**WHAT IS EXPECTED:**
Check each line of the entries below for the string "Worksheet"; copy every line where it appears.

(Collected data)
-- begin --
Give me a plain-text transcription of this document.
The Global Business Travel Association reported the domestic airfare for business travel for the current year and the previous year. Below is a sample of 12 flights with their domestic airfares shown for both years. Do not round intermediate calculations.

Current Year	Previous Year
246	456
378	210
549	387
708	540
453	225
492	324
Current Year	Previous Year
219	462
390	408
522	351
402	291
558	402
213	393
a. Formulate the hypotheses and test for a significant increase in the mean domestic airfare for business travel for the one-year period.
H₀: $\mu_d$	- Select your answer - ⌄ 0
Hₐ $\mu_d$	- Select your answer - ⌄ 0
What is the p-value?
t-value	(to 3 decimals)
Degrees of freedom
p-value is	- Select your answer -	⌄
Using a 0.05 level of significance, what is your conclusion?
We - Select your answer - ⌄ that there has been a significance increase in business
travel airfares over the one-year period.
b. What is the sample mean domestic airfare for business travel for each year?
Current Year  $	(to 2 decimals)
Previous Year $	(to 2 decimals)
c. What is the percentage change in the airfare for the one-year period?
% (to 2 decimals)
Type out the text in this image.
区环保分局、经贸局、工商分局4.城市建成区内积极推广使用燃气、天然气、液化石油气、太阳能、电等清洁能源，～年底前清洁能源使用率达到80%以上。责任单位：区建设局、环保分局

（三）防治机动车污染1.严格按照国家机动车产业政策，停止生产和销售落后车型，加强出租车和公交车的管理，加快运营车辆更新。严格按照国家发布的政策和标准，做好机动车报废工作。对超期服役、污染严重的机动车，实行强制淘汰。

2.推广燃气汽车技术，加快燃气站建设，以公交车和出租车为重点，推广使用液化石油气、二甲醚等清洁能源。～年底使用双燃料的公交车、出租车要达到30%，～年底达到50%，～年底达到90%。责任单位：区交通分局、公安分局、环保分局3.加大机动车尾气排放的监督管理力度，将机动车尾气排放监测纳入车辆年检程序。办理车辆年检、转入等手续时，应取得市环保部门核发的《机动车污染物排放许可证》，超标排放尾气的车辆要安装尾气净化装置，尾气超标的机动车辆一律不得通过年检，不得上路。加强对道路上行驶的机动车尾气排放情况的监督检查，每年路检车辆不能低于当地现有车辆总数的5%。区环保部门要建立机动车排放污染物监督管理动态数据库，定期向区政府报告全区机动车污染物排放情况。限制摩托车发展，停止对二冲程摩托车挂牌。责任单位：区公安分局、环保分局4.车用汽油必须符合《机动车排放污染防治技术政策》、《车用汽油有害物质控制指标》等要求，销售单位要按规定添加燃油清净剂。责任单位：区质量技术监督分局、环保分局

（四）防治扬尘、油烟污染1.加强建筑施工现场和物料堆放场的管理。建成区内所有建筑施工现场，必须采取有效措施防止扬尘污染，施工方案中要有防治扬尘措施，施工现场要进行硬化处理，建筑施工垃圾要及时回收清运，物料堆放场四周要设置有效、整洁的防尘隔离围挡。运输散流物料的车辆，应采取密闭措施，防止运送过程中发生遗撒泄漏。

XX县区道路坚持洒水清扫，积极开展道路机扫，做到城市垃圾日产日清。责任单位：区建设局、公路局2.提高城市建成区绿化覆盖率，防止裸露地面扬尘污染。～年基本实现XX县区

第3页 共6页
-- end --
-- begin --
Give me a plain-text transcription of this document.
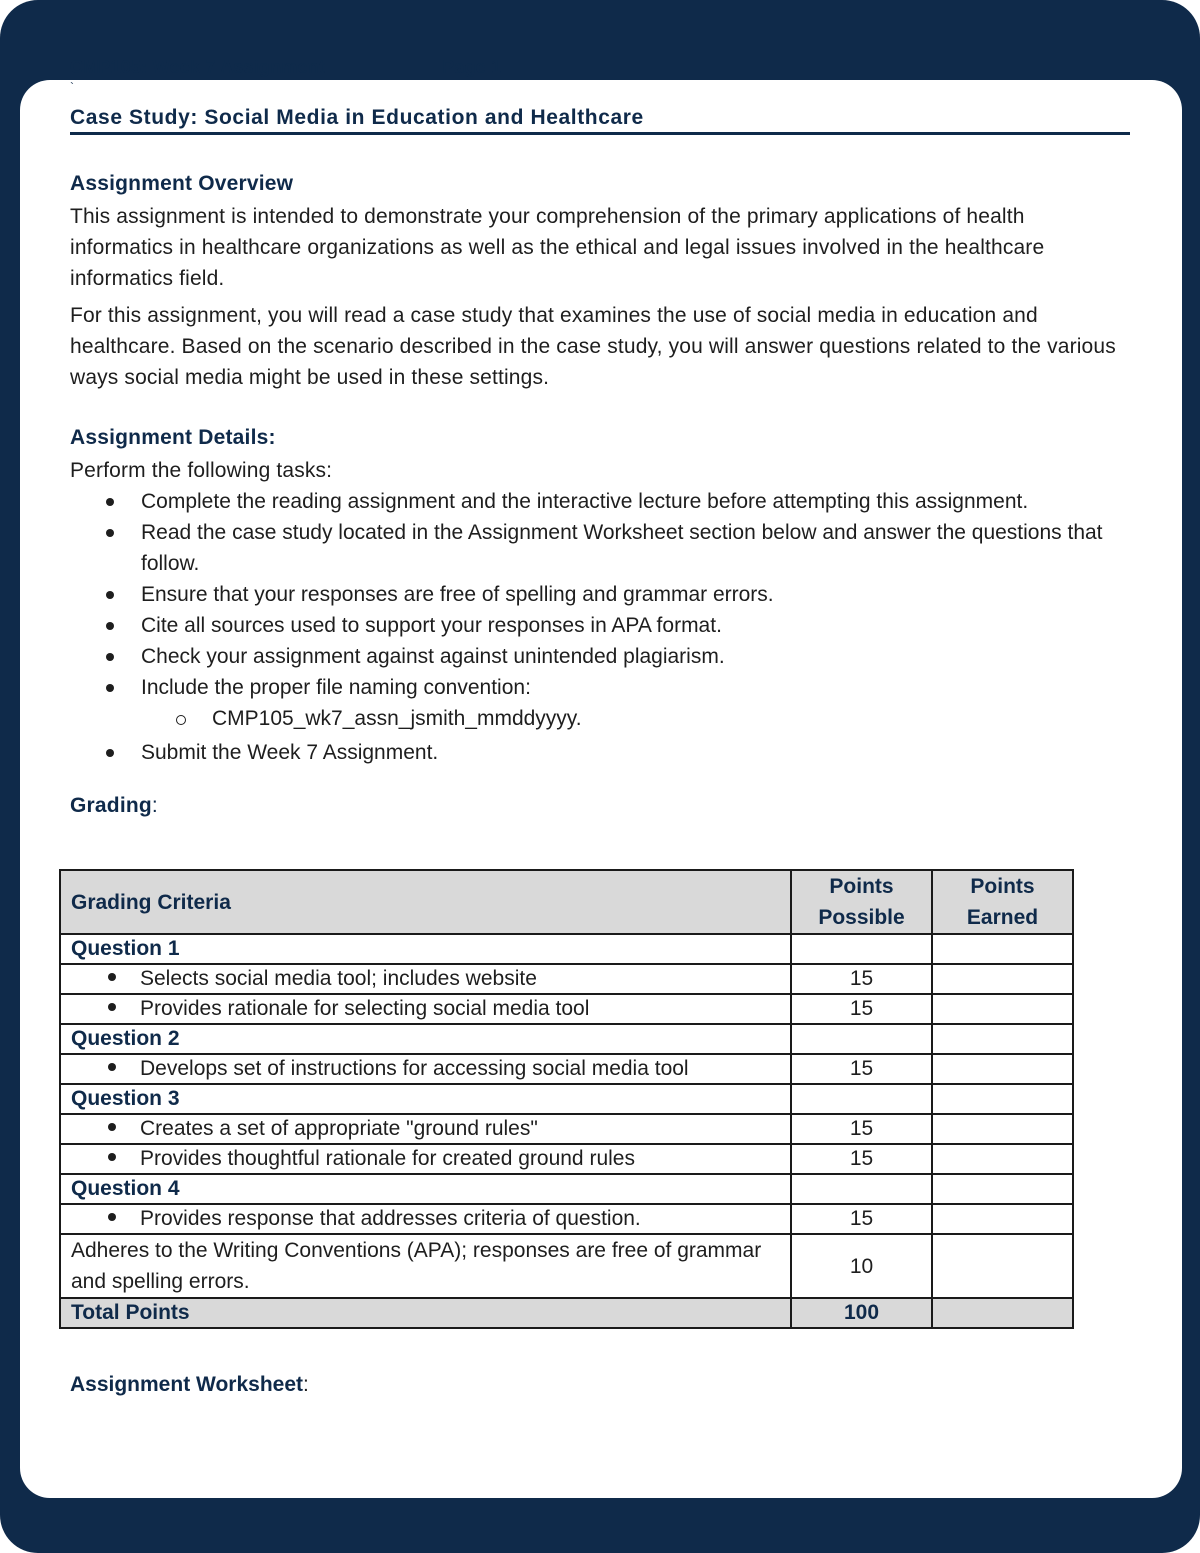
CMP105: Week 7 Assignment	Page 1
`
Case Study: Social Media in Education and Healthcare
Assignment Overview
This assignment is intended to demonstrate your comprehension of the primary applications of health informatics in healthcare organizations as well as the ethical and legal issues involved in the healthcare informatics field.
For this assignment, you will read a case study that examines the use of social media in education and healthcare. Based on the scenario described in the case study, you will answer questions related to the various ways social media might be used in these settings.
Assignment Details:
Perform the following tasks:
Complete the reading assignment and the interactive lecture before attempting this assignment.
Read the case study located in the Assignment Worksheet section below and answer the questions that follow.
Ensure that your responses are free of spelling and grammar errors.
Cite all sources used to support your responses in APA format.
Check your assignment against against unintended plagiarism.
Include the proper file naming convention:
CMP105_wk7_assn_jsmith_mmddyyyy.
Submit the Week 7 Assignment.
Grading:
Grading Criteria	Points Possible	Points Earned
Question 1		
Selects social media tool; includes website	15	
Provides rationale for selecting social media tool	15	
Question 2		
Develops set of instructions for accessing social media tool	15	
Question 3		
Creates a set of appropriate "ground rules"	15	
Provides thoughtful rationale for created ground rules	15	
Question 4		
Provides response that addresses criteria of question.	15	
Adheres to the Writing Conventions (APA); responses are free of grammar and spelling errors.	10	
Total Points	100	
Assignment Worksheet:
-- end --
**EXERCISE SOLUTION:**
Read the case study located in the Assignment Worksheet section below and answer the questions that follow.
Assignment Worksheet:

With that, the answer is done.